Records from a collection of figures

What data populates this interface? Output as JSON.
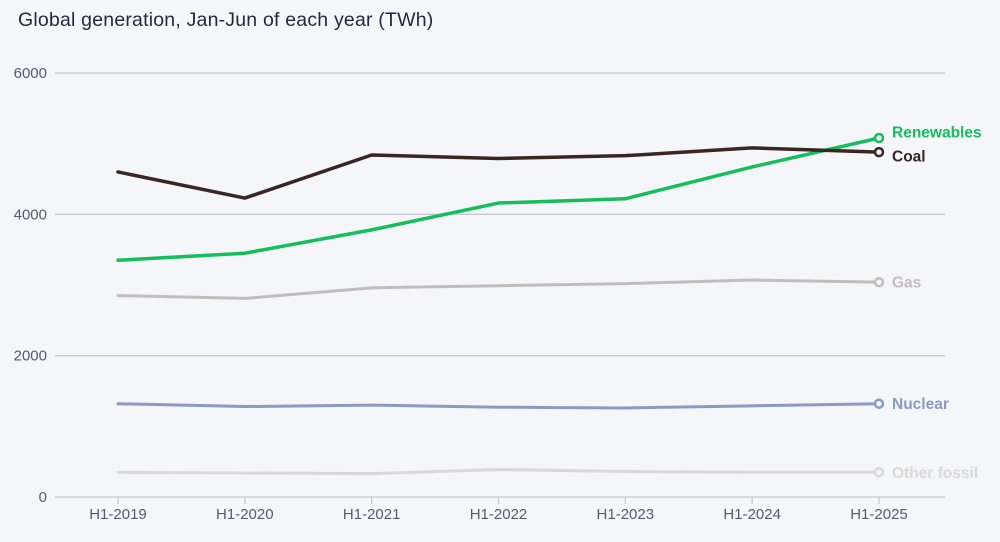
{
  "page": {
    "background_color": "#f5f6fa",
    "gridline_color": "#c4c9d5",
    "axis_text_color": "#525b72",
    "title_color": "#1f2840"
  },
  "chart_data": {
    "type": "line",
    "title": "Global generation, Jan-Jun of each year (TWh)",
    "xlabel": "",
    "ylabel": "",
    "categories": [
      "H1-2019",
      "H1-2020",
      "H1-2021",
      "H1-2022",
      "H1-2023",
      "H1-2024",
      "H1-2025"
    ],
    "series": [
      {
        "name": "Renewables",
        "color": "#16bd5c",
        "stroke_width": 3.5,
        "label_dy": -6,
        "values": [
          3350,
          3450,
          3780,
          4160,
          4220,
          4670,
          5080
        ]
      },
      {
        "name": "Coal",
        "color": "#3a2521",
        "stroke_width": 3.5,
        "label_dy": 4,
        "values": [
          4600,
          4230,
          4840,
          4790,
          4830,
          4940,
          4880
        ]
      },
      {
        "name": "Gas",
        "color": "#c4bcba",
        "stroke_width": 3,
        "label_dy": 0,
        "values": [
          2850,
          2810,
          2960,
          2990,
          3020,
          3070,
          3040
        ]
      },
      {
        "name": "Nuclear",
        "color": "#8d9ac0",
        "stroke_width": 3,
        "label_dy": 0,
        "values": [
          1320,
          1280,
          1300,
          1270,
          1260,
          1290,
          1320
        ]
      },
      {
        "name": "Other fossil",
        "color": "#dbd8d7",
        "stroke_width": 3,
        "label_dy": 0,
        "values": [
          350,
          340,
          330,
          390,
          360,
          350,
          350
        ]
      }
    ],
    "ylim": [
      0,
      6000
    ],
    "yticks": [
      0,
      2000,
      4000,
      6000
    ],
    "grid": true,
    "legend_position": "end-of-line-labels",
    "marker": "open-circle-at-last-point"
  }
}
* * *
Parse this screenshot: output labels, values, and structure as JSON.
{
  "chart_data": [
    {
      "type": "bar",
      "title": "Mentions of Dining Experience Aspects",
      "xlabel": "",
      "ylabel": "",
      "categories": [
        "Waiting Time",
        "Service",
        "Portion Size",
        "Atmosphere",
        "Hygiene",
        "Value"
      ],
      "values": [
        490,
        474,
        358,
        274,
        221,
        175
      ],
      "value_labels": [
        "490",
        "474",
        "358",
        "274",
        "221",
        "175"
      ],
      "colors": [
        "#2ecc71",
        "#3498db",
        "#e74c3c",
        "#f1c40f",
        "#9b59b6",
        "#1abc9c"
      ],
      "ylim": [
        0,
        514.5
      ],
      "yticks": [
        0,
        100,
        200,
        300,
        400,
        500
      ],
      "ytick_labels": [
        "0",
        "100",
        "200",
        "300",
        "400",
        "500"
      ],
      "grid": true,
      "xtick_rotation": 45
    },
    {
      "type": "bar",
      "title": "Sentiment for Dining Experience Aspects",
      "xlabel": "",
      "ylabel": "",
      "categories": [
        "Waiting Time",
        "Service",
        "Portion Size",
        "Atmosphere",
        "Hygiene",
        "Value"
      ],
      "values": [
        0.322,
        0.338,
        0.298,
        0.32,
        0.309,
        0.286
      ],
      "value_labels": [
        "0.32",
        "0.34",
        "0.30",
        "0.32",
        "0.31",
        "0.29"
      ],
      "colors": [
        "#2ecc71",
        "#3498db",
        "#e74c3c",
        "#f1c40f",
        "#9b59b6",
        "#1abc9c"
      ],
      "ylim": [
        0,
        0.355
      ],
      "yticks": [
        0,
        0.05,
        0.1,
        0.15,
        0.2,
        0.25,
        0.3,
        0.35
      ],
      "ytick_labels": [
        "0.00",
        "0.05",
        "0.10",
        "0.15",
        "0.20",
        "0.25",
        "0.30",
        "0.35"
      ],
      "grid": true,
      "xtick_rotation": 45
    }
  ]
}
...
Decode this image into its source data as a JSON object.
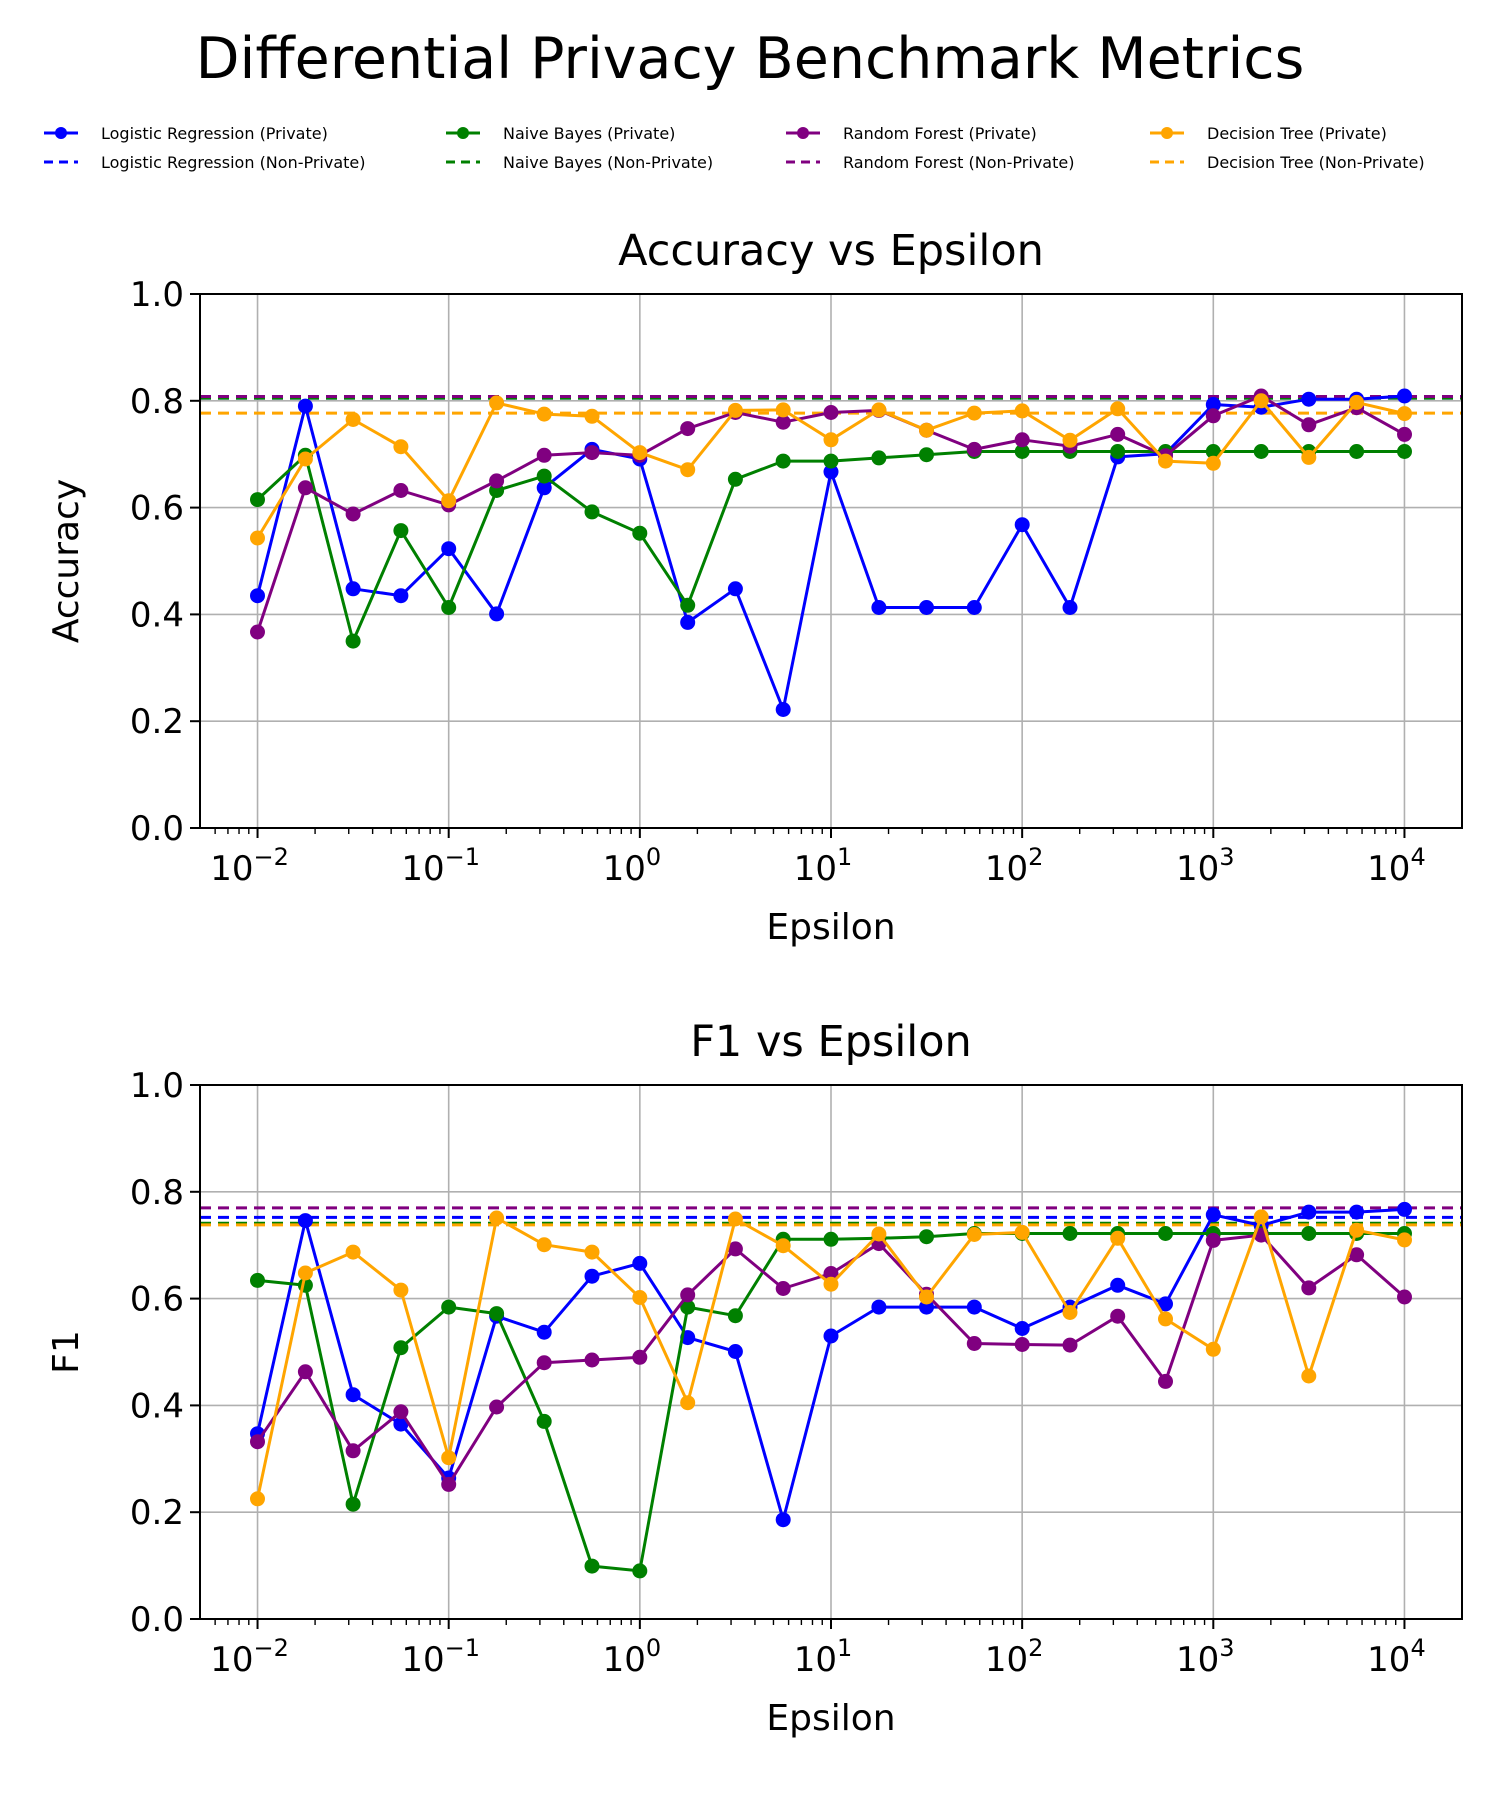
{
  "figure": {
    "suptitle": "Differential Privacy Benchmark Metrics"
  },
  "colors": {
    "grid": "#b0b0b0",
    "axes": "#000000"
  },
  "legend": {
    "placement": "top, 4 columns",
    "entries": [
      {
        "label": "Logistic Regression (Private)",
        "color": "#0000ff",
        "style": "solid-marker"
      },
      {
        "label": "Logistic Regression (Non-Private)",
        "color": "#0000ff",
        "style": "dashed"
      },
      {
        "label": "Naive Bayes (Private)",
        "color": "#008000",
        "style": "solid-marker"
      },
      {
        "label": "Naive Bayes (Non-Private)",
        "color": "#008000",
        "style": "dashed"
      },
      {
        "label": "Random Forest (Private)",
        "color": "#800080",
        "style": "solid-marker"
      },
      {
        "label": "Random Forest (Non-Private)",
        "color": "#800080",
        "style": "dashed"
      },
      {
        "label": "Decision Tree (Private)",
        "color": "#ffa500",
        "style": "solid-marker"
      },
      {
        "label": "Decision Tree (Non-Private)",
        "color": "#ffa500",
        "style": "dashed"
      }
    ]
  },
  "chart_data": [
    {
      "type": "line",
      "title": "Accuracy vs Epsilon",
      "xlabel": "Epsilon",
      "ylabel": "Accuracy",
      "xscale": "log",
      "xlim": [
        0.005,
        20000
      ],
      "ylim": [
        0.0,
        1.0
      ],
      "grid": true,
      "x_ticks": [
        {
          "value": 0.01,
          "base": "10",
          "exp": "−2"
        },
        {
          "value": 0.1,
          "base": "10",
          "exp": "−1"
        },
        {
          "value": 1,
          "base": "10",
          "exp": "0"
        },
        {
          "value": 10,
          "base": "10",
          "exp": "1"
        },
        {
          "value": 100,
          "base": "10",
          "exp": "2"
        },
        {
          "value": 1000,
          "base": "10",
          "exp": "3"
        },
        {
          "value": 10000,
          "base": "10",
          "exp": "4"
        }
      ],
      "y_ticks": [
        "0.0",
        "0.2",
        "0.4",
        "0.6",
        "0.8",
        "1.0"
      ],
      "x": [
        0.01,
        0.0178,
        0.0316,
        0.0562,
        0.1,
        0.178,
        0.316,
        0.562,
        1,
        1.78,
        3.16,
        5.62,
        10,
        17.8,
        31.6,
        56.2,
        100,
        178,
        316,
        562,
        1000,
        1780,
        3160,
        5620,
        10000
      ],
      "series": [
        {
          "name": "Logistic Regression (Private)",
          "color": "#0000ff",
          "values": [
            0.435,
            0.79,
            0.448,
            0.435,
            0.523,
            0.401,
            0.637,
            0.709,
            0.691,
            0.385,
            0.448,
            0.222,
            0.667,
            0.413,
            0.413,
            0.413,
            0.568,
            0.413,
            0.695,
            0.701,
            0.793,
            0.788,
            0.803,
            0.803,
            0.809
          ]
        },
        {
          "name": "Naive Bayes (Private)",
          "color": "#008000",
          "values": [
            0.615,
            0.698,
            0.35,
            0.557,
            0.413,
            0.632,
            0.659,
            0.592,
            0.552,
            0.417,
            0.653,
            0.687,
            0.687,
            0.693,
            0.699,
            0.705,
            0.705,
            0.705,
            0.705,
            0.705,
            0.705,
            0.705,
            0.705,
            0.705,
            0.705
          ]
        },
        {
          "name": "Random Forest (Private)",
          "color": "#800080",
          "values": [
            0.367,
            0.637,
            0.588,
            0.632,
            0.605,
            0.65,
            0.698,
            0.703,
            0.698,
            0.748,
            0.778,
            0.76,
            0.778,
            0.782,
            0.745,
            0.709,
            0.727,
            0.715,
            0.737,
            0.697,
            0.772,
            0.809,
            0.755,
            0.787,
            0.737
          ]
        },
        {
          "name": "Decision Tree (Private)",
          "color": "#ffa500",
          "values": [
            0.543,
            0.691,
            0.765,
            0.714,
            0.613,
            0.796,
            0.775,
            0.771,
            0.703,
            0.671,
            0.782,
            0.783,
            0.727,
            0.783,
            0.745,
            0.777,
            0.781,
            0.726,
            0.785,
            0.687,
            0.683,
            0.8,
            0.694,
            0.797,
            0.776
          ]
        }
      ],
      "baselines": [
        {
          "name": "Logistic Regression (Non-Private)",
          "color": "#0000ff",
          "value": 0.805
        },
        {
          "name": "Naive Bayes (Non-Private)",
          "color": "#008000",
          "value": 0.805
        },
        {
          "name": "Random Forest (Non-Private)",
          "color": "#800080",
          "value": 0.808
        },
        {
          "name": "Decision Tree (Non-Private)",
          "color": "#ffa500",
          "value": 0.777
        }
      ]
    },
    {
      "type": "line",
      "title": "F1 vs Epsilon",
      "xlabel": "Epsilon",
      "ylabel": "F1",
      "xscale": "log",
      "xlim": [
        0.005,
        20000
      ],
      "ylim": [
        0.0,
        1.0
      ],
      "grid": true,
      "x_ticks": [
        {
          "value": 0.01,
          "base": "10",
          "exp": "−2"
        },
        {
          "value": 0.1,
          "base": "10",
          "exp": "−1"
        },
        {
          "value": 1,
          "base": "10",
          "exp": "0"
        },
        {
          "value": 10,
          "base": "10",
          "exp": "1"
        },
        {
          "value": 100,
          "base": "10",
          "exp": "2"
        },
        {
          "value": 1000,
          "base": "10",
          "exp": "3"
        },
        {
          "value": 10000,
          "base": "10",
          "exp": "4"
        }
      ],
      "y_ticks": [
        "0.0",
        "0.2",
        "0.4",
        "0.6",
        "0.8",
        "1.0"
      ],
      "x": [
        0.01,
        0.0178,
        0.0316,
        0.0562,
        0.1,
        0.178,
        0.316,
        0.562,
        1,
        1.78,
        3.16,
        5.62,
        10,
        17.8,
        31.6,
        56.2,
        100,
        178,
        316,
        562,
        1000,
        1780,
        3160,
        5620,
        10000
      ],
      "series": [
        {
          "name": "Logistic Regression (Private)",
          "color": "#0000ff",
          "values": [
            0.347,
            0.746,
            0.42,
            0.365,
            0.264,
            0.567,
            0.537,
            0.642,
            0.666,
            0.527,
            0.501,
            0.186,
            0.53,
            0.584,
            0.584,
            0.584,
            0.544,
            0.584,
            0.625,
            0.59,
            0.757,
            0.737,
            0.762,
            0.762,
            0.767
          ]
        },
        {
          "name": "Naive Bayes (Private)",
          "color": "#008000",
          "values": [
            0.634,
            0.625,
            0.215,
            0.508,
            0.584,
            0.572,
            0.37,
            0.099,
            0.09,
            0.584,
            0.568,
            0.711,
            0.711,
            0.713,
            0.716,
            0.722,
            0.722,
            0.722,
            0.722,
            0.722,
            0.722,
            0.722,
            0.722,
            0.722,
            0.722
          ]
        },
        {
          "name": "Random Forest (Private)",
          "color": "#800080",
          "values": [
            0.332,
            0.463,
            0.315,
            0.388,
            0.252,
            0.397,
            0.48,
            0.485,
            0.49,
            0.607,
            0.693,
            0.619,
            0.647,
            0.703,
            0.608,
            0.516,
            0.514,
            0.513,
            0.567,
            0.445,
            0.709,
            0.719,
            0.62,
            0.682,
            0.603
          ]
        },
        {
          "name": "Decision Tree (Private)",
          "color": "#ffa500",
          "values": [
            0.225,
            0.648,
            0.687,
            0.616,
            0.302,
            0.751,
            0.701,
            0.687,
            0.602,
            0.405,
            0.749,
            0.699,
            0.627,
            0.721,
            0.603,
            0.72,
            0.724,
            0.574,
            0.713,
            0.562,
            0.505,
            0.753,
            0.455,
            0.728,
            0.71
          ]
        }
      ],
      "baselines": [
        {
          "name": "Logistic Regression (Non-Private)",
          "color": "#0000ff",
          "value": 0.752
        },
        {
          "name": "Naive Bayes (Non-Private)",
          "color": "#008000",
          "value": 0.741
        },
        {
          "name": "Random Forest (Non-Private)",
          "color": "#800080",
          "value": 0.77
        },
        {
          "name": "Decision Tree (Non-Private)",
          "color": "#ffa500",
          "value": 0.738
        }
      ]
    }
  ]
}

> **EXERCISE DIRECTIONS**
Take each line containing the string "Accuracy" and copy it out.

> **RESPONSE**
      "title": "Accuracy vs Epsilon",
      "ylabel": "Accuracy",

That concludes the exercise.